[WORK REQUIRED] Repeat the entries verbatim, beginning at the line containing "burial-line2 — [1087, 530, 1159, 558]" and stopping after the line containing "cause-out: Убит — [1009, 994, 1087, 1022]".

[Portion of a data file]
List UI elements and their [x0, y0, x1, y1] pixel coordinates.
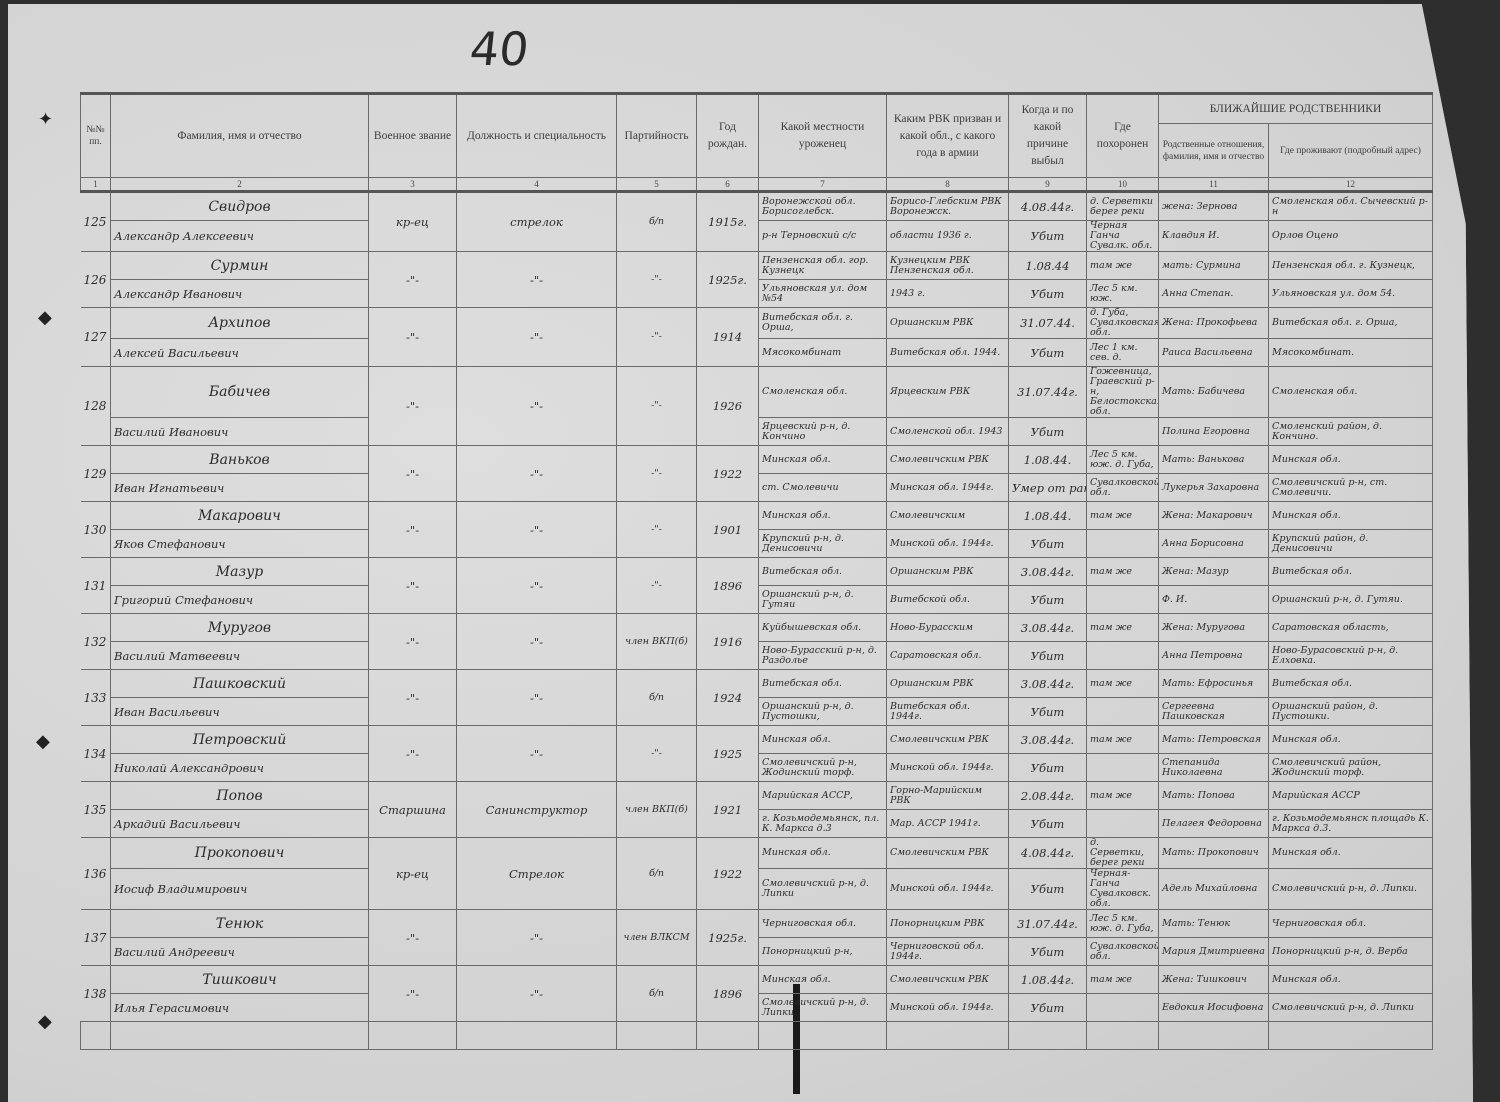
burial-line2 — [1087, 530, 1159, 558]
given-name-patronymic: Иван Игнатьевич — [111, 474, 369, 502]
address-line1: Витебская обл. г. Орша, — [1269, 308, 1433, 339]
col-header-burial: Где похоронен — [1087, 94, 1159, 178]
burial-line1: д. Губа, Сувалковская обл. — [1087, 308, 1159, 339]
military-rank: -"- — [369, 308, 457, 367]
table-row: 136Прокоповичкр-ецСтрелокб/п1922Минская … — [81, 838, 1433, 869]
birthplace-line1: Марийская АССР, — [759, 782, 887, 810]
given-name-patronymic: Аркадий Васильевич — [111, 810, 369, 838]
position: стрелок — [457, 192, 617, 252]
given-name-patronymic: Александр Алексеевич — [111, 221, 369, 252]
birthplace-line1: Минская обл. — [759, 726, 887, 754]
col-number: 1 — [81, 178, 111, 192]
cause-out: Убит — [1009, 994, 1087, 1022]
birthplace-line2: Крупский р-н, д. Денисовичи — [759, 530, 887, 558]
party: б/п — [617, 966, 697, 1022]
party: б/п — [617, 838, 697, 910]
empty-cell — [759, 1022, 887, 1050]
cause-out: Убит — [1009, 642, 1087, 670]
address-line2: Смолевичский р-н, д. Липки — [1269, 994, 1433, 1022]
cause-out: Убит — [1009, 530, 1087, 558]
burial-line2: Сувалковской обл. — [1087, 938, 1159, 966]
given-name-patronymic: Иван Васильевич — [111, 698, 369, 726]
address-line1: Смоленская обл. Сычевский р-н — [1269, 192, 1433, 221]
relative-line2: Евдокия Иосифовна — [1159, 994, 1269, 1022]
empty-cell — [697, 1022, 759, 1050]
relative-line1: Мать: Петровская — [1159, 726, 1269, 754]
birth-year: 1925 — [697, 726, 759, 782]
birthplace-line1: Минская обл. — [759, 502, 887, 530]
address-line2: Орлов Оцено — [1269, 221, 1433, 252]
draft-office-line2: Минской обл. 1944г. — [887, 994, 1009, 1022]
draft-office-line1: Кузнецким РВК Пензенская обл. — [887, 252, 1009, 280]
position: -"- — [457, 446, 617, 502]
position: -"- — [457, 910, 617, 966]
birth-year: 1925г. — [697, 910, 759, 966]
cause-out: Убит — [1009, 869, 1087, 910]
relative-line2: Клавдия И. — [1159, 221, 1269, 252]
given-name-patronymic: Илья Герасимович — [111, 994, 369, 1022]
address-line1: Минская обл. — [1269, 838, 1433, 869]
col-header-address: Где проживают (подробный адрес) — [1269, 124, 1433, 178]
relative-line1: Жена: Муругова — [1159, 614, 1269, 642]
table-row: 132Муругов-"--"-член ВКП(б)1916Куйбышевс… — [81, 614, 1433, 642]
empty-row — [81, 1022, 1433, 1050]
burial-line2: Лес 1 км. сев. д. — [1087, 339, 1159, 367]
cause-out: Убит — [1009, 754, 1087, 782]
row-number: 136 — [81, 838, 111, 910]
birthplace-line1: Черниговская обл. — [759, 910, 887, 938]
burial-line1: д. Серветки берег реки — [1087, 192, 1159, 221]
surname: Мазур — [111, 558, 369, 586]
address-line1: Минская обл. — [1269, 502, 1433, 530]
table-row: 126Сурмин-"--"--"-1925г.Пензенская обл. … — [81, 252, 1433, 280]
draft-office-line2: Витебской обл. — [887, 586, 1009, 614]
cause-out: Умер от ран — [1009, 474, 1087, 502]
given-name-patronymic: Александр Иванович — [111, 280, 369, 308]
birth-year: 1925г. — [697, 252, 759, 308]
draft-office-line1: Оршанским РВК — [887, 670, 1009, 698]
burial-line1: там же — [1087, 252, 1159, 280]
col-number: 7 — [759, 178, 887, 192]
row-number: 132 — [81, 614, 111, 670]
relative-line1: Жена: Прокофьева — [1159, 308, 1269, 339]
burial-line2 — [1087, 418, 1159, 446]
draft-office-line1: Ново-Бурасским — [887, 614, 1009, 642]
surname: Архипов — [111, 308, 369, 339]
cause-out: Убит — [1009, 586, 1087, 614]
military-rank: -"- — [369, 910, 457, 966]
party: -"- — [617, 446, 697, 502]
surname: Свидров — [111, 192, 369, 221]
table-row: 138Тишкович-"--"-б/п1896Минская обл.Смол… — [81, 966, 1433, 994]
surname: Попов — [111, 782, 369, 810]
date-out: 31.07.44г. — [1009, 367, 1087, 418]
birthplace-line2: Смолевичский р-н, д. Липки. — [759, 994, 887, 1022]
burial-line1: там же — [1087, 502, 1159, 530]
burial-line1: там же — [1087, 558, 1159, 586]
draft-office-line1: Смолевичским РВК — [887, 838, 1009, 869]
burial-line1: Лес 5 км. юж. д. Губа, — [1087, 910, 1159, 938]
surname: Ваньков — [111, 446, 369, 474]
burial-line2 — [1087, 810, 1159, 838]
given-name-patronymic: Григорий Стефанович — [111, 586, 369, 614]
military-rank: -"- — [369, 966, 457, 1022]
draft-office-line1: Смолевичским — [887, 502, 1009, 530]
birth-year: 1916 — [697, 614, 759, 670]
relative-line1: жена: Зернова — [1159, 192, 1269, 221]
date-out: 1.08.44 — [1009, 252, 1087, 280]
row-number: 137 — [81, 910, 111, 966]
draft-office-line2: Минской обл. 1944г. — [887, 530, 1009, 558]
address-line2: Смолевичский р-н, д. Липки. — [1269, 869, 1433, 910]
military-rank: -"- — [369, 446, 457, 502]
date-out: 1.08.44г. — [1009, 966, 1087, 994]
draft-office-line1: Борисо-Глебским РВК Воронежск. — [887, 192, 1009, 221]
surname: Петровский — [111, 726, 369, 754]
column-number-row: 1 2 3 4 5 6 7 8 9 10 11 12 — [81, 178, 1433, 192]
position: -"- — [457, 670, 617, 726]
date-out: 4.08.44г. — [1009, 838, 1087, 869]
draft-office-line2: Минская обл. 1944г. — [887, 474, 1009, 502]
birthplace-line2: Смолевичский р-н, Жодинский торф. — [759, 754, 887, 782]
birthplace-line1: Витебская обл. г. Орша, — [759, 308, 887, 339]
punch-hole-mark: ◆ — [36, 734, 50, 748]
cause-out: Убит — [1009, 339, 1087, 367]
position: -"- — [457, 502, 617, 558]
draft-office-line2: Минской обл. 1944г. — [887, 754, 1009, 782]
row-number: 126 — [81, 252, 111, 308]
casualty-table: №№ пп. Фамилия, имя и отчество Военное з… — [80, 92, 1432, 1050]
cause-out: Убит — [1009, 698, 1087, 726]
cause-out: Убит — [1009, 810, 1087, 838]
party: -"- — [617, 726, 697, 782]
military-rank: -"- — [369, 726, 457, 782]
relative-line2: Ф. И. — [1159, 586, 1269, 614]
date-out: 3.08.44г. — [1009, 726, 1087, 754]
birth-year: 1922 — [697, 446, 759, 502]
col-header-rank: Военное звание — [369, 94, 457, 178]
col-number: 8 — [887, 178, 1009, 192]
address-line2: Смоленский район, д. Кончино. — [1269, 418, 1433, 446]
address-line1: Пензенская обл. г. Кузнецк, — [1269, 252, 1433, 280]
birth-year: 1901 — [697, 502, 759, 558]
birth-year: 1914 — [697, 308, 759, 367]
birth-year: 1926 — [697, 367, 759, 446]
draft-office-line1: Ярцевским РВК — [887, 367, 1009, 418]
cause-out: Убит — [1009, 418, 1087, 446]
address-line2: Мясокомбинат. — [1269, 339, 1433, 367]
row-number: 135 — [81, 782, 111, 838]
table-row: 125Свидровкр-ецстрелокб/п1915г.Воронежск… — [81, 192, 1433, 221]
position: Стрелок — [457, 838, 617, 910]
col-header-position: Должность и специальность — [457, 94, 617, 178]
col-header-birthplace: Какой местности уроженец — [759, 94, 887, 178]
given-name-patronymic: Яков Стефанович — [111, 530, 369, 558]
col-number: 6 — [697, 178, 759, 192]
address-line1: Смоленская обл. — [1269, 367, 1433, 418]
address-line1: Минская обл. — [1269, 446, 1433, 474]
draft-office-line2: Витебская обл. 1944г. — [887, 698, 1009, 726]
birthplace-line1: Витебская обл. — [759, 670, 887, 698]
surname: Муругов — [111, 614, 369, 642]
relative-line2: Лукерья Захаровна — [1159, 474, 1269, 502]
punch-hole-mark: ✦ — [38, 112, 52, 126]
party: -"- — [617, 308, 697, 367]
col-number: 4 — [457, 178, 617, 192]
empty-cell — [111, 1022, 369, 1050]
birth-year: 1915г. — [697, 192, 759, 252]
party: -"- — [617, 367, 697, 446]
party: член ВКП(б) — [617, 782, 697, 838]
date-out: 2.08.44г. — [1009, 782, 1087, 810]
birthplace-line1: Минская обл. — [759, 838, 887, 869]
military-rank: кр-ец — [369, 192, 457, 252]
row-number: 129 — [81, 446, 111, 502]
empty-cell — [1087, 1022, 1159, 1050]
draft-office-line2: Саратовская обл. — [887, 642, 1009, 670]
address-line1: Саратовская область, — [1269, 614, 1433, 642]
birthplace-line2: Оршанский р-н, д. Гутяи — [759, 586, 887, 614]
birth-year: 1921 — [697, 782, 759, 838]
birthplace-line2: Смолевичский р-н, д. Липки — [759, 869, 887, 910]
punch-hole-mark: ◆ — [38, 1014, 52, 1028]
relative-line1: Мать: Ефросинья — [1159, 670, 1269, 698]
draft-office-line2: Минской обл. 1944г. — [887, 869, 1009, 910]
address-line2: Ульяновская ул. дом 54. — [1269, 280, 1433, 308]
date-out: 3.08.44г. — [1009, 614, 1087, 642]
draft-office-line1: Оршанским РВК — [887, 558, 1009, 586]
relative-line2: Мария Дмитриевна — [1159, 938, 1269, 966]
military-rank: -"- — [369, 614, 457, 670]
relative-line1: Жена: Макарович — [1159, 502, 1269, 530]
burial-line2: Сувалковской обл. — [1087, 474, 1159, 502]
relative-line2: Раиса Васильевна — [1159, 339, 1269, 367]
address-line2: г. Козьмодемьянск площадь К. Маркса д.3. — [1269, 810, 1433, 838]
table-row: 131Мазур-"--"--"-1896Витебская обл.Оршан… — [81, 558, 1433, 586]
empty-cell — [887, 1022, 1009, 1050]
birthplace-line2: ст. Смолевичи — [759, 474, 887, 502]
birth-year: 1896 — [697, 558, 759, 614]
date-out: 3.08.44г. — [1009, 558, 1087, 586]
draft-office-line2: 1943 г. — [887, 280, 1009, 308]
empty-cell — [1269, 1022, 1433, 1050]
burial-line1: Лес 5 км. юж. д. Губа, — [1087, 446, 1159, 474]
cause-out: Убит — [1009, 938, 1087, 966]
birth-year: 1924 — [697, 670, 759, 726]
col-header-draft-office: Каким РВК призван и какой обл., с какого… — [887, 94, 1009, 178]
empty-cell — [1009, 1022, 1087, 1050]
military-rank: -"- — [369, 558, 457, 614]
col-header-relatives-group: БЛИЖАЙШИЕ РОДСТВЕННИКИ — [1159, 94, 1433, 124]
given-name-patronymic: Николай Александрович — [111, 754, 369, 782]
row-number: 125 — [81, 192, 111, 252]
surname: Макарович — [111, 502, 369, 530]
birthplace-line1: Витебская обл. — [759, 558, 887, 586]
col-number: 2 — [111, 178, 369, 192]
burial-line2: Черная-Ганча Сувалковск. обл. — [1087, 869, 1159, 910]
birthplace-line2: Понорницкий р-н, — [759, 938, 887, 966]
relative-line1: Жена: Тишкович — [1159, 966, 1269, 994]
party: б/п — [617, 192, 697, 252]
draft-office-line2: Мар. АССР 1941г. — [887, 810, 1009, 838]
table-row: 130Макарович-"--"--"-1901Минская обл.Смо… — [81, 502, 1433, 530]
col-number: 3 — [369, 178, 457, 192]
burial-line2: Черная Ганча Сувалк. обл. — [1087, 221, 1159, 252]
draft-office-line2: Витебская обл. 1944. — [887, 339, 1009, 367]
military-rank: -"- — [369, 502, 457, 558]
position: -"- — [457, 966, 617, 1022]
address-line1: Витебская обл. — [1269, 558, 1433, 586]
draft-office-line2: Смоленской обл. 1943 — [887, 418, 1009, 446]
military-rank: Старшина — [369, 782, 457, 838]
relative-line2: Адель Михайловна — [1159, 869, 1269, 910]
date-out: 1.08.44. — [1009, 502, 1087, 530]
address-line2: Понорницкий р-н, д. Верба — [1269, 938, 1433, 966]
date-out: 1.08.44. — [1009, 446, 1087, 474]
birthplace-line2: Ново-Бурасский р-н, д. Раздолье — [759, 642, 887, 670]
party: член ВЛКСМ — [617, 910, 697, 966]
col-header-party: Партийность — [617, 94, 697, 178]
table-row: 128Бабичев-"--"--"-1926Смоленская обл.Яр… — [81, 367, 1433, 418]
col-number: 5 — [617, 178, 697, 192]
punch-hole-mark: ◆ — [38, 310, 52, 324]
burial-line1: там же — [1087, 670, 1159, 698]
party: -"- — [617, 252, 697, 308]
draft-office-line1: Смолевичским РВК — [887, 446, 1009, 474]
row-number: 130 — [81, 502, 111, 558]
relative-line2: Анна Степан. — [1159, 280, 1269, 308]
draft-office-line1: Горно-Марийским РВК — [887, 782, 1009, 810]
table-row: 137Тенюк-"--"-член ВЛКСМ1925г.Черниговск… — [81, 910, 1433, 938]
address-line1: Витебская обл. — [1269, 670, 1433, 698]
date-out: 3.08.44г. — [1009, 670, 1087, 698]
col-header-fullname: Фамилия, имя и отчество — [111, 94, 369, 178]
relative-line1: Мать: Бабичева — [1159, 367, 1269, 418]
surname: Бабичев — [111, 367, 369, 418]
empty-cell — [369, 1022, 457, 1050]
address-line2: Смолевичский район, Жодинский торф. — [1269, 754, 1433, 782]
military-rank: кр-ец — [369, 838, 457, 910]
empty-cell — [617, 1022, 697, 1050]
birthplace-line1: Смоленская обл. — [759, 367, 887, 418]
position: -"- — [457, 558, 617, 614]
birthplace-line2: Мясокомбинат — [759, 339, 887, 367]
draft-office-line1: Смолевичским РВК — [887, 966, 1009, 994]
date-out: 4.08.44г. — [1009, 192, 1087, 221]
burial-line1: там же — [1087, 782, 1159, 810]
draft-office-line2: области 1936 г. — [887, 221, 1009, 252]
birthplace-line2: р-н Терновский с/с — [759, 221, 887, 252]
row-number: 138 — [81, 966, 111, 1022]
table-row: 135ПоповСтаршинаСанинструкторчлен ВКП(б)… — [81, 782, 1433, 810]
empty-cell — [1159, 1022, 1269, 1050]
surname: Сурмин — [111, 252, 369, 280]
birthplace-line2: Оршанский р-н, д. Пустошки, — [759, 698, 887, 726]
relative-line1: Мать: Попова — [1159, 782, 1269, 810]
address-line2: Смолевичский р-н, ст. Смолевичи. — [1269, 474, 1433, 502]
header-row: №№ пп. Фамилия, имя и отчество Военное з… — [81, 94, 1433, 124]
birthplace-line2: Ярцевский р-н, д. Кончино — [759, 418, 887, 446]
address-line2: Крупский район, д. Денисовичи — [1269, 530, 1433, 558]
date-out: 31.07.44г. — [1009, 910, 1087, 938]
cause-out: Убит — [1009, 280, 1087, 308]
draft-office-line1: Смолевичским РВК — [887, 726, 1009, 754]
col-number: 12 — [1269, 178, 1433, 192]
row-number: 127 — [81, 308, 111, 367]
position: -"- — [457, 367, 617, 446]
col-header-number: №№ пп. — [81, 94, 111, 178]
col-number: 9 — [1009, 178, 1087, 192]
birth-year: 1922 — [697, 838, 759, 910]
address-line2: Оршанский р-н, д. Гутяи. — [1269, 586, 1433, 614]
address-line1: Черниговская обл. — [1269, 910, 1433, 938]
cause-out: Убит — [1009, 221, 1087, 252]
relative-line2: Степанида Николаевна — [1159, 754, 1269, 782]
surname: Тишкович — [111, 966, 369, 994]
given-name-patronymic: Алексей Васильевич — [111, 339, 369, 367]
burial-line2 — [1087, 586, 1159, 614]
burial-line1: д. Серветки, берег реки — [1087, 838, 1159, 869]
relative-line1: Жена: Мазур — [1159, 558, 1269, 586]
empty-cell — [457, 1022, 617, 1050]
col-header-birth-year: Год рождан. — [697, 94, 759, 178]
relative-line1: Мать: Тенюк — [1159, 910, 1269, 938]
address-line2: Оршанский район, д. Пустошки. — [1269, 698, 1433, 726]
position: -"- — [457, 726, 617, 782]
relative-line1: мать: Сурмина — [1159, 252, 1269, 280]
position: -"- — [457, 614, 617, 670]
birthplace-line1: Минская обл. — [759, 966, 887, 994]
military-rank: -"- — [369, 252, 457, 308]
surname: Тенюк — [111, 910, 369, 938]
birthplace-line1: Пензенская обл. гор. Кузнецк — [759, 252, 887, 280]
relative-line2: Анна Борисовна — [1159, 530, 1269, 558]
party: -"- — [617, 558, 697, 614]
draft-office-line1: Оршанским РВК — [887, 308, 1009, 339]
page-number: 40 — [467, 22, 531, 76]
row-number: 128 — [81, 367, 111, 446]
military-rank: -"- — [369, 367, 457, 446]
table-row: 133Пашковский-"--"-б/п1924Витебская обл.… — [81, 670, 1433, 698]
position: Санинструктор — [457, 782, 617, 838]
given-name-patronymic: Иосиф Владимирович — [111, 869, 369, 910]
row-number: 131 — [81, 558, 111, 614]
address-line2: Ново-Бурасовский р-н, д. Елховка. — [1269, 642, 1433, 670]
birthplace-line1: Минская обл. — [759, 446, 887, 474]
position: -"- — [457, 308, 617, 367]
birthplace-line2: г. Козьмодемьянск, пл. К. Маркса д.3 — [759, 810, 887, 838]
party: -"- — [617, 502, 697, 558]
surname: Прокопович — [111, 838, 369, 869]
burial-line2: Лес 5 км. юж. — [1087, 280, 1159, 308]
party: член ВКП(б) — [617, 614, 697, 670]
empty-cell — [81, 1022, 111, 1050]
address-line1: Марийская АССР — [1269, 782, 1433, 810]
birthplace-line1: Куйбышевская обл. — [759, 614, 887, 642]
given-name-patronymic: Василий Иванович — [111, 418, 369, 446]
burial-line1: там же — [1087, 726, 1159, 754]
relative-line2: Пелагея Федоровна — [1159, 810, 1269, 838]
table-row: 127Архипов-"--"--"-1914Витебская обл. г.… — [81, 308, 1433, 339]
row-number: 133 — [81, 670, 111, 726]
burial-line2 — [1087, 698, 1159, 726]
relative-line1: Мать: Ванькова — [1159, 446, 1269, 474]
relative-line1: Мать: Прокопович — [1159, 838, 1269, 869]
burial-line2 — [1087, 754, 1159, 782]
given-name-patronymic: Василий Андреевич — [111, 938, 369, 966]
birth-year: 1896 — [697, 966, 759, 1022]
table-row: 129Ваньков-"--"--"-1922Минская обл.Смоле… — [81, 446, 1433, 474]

[RESULT OF THE TASK]
burial-line2 — [1087, 530, 1159, 558]
given-name-patronymic: Иван Игнатьевич — [111, 474, 369, 502]
address-line1: Витебская обл. г. Орша, — [1269, 308, 1433, 339]
col-header-burial: Где похоронен — [1087, 94, 1159, 178]
burial-line1: д. Губа, Сувалковская обл. — [1087, 308, 1159, 339]
military-rank: -"- — [369, 308, 457, 367]
table-row: 136Прокоповичкр-ецСтрелокб/п1922Минская … — [81, 838, 1433, 869]
birthplace-line1: Марийская АССР, — [759, 782, 887, 810]
given-name-patronymic: Аркадий Васильевич — [111, 810, 369, 838]
position: стрелок — [457, 192, 617, 252]
given-name-patronymic: Александр Алексеевич — [111, 221, 369, 252]
birthplace-line1: Минская обл. — [759, 726, 887, 754]
col-number: 1 — [81, 178, 111, 192]
cause-out: Убит — [1009, 994, 1087, 1022]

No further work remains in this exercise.